**Exercise description:**
From the listing below, pick out each line with the word "website".

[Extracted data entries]
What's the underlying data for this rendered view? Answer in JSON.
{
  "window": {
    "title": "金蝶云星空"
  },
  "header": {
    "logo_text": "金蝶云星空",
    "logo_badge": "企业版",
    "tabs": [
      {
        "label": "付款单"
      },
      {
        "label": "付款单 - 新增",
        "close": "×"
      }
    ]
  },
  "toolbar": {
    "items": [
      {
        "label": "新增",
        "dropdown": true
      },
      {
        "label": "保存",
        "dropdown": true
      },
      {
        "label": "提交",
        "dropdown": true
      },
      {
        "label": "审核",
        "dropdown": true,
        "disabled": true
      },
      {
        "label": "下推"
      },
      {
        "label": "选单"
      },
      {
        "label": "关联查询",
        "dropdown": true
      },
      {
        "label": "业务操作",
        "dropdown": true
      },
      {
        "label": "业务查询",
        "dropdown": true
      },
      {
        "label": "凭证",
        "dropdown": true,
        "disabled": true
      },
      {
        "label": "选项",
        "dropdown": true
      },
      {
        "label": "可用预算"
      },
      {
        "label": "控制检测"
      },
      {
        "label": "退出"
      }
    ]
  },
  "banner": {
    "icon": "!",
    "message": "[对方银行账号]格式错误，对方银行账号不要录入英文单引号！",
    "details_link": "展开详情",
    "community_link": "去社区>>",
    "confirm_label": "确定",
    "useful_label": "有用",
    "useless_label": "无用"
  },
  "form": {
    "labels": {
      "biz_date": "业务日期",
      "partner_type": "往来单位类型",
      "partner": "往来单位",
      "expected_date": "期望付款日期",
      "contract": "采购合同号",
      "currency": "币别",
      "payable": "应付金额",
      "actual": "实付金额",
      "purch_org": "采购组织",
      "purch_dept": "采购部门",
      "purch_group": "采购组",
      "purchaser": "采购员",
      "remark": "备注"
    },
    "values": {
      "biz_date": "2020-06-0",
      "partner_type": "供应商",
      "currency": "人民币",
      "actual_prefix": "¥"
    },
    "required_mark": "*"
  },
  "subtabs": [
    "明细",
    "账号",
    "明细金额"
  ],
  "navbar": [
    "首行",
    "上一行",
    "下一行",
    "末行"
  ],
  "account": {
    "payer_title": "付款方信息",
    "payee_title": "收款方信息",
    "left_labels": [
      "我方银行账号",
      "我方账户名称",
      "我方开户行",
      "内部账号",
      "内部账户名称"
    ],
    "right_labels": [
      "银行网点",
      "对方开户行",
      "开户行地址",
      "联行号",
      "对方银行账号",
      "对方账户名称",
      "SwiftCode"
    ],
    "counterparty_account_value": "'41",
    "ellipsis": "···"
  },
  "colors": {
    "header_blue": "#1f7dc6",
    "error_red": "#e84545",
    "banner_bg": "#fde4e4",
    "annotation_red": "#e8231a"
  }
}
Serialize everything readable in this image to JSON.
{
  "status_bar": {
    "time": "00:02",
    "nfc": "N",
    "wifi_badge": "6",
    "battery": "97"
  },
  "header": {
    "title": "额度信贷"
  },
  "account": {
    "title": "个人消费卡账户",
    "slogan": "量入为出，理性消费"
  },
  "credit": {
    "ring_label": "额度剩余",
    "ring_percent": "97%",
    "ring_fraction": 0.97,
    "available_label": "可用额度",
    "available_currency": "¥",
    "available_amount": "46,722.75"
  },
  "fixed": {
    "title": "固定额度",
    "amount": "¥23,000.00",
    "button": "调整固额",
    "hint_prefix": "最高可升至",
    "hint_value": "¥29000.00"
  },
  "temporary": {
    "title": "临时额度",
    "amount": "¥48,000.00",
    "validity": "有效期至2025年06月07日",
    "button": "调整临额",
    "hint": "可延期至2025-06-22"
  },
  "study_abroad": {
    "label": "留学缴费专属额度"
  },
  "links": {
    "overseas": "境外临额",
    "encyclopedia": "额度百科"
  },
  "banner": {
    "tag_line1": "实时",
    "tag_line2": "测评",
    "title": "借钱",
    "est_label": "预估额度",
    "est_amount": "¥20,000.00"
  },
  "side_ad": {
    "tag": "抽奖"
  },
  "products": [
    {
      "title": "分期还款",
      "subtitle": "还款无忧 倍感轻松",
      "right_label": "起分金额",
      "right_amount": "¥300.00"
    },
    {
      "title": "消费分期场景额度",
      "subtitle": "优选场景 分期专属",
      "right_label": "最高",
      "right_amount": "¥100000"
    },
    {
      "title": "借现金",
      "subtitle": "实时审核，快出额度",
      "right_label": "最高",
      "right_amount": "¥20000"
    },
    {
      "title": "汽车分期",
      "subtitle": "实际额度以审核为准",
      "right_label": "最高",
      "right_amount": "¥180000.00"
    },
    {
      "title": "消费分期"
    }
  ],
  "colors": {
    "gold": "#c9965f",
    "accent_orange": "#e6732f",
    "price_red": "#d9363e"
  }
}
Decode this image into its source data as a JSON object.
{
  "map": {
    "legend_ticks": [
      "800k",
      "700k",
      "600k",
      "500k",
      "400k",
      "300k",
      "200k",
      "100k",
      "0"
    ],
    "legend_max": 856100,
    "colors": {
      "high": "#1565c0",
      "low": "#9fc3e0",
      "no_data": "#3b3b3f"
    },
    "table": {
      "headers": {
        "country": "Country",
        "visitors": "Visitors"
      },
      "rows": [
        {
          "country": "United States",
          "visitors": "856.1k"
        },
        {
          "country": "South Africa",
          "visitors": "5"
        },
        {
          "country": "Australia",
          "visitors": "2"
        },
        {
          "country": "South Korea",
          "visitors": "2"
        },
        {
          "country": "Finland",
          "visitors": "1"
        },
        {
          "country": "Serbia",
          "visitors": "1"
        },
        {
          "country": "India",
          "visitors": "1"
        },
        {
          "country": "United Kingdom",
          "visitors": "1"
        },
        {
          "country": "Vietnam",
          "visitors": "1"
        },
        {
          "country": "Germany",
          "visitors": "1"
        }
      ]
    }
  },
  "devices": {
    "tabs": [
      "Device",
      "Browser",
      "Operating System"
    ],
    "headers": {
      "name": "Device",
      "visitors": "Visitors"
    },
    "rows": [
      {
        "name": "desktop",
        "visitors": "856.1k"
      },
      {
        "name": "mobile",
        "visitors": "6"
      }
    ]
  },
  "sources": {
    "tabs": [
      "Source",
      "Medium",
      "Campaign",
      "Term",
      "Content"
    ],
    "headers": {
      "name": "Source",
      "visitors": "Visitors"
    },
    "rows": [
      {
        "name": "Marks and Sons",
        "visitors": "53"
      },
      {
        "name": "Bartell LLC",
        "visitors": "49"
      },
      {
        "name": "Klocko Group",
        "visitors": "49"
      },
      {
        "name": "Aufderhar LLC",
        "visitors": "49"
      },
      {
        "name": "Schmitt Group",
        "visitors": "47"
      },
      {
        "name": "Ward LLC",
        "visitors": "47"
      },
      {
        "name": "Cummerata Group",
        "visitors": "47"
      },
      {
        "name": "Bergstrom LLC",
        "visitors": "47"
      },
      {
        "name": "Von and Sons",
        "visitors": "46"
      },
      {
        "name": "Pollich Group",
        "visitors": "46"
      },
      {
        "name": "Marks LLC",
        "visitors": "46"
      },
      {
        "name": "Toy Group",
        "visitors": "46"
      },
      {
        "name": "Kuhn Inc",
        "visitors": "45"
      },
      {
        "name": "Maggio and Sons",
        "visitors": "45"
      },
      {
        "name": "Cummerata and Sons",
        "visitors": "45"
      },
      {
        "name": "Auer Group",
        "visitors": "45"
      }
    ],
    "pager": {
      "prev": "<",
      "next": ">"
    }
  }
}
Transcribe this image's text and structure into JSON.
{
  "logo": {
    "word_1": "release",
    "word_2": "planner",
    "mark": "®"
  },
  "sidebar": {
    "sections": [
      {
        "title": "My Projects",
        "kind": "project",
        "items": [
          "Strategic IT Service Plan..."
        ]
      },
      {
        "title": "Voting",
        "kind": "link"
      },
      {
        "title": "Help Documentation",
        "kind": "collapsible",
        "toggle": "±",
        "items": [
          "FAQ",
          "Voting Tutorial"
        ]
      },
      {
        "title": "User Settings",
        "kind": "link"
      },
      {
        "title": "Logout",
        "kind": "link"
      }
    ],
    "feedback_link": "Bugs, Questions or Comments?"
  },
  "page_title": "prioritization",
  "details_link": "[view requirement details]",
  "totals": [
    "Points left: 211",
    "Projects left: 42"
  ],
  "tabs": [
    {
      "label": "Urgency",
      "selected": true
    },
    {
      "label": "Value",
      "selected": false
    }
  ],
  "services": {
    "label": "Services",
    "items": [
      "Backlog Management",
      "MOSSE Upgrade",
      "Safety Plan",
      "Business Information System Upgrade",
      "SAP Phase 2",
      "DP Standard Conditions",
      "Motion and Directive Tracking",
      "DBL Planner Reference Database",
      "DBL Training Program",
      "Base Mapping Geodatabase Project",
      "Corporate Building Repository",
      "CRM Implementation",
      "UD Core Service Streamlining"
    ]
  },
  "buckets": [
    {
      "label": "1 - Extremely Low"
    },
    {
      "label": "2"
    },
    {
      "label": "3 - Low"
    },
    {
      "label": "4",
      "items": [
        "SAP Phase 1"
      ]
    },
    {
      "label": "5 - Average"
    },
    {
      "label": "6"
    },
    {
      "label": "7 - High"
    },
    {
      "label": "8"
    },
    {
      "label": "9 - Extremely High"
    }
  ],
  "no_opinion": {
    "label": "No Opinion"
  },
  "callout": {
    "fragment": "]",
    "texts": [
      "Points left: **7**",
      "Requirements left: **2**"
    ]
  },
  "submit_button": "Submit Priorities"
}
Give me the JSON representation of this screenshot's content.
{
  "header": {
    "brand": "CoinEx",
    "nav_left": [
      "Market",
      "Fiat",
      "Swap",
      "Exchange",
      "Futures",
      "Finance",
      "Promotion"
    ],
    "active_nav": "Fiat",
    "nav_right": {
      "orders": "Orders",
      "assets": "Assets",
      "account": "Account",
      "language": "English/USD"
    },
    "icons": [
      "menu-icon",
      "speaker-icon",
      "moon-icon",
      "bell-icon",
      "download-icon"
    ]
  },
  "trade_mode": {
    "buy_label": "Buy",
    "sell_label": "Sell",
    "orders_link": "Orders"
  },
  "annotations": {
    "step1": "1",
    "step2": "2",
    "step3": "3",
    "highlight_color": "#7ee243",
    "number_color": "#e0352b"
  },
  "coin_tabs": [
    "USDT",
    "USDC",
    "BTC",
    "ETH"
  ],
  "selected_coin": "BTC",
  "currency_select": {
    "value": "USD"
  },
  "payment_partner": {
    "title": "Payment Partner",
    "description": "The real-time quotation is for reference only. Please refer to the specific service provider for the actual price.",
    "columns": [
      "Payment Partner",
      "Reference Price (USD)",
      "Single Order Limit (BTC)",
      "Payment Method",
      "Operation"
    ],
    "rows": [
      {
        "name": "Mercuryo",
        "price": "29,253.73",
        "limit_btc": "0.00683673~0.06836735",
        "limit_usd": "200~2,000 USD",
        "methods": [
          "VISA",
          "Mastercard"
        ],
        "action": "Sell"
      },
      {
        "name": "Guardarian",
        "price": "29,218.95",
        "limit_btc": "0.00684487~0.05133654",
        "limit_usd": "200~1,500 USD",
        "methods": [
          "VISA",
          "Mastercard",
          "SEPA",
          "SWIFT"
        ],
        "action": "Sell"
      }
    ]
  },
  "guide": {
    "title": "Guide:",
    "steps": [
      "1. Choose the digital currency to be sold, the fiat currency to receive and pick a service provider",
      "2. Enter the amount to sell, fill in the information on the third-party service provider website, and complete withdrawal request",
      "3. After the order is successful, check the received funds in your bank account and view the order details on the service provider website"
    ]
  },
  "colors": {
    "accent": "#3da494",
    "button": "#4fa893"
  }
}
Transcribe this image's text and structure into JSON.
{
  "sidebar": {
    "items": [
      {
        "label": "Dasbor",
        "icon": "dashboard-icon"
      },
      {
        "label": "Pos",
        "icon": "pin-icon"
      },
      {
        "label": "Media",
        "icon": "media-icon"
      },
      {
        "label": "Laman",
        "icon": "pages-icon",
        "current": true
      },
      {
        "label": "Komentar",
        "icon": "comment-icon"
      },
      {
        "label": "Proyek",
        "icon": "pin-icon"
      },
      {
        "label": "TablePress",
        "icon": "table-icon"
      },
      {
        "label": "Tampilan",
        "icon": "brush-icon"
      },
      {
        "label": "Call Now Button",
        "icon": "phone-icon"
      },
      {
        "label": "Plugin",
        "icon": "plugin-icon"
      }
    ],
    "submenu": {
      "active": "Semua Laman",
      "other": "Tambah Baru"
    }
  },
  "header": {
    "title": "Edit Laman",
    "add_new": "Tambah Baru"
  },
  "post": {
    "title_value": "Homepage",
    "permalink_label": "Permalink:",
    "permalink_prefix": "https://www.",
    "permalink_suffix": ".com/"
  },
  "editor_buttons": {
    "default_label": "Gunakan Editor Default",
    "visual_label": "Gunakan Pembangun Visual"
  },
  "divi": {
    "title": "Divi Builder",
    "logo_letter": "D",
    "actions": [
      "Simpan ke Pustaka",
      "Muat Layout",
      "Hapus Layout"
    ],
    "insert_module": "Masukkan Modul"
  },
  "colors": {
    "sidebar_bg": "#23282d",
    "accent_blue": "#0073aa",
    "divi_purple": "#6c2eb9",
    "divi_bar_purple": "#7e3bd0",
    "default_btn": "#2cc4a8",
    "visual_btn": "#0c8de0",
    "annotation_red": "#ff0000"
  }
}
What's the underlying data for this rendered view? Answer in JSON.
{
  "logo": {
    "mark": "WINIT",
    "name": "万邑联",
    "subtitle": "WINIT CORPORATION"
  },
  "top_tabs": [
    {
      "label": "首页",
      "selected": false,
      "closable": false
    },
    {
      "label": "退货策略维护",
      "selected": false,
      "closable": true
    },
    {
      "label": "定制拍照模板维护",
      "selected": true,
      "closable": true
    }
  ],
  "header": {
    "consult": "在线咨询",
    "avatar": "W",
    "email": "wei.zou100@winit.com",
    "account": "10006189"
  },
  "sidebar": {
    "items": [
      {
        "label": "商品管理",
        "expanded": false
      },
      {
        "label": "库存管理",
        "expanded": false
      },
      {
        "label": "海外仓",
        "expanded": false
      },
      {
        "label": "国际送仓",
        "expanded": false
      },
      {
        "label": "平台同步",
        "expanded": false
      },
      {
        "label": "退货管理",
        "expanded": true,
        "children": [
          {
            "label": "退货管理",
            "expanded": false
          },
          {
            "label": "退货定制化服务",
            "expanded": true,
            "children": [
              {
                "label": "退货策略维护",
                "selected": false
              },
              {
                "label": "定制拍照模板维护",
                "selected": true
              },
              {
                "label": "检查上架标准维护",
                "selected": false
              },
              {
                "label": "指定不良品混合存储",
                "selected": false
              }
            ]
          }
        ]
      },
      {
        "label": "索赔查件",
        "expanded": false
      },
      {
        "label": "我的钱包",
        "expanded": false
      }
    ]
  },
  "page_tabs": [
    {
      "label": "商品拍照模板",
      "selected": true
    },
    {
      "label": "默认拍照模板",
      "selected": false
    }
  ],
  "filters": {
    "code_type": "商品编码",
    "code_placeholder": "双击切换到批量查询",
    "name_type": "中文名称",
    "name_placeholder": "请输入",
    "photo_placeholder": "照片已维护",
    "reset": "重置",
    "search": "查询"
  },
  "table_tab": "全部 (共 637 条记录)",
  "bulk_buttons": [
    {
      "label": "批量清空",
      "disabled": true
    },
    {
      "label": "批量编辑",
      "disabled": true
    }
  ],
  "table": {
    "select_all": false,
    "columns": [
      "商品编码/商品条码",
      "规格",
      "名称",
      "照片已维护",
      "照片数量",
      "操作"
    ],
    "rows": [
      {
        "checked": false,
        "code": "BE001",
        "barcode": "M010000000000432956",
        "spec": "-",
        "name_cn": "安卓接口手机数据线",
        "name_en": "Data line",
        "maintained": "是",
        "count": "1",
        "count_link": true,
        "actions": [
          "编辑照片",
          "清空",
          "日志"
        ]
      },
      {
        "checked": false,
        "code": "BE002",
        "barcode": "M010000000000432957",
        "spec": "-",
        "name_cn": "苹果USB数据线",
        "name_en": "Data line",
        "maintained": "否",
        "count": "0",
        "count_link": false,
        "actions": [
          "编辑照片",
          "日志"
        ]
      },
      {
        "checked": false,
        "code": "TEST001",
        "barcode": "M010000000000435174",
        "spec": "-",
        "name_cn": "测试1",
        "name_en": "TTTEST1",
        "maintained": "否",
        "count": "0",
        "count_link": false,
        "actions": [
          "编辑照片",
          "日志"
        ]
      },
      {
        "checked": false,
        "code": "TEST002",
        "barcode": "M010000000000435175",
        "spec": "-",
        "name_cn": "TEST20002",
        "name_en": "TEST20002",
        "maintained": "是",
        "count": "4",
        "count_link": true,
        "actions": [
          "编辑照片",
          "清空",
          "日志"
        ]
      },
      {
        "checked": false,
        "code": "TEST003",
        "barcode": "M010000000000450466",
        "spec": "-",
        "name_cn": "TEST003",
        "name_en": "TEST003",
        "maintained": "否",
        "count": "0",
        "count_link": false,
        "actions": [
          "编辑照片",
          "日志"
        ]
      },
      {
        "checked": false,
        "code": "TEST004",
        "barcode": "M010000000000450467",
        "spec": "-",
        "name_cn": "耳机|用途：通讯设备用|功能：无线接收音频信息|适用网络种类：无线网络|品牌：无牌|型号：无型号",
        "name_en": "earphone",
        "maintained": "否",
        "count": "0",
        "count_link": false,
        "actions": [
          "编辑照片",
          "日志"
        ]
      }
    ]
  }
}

**Output below:**
      "2. Enter the amount to sell, fill in the information on the third-party service provider website, and complete withdrawal request",
      "3. After the order is successful, check the received funds in your bank account and view the order details on the service provider website"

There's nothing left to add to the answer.